Can you rewrite all the entries below, putting "legend-marker" wherever "legend-swatch" appears and keeping everything else the same?

Record set
_ _ _
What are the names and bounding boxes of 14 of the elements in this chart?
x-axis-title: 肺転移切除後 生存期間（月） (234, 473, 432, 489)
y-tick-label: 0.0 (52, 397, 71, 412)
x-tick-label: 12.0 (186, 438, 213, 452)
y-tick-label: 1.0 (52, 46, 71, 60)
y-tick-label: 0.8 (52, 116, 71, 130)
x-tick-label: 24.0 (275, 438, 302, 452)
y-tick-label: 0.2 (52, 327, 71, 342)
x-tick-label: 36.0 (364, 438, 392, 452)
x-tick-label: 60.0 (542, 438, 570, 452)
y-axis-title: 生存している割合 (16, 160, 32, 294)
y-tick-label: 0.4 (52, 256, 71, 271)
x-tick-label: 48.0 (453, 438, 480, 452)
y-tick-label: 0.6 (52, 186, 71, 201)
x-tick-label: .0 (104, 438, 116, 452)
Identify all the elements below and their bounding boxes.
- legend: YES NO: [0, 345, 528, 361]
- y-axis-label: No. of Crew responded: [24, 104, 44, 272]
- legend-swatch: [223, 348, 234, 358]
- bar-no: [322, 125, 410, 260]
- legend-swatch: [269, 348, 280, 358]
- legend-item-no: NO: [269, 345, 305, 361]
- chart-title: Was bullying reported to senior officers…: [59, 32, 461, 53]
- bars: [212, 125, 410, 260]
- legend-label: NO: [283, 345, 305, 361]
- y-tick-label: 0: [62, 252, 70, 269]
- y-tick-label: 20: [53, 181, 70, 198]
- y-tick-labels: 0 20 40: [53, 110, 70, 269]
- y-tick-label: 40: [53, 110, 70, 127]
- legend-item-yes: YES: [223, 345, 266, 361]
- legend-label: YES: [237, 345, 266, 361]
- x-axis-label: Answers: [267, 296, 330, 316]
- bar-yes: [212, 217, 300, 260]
_ _ _
Reply to the exercise
What are the names and bounding boxes of 14 of the elements in this chart?
x-axis-title: 肺転移切除後 生存期間（月） (234, 473, 432, 489)
y-tick-label: 0.0 (52, 397, 71, 412)
x-tick-label: 12.0 (186, 438, 213, 452)
y-tick-label: 1.0 (52, 46, 71, 60)
y-tick-label: 0.8 (52, 116, 71, 130)
x-tick-label: 24.0 (275, 438, 302, 452)
y-tick-label: 0.2 (52, 327, 71, 342)
x-tick-label: 36.0 (364, 438, 392, 452)
x-tick-label: 60.0 (542, 438, 570, 452)
y-axis-title: 生存している割合 (16, 160, 32, 294)
y-tick-label: 0.4 (52, 256, 71, 271)
x-tick-label: 48.0 (453, 438, 480, 452)
y-tick-label: 0.6 (52, 186, 71, 201)
x-tick-label: .0 (104, 438, 116, 452)
Identify all the elements below and their bounding boxes.
- legend: YES NO: [0, 345, 528, 361]
- y-axis-label: No. of Crew responded: [24, 104, 44, 272]
- legend-marker: [223, 348, 234, 358]
- bar-no: [322, 125, 410, 260]
- legend-marker: [269, 348, 280, 358]
- legend-item-no: NO: [269, 345, 305, 361]
- chart-title: Was bullying reported to senior officers…: [59, 32, 461, 53]
- bars: [212, 125, 410, 260]
- legend-label: NO: [283, 345, 305, 361]
- y-tick-label: 0: [62, 252, 70, 269]
- y-tick-label: 20: [53, 181, 70, 198]
- y-tick-labels: 0 20 40: [53, 110, 70, 269]
- y-tick-label: 40: [53, 110, 70, 127]
- legend-item-yes: YES: [223, 345, 266, 361]
- legend-label: YES: [237, 345, 266, 361]
- x-axis-label: Answers: [267, 296, 330, 316]
- bar-yes: [212, 217, 300, 260]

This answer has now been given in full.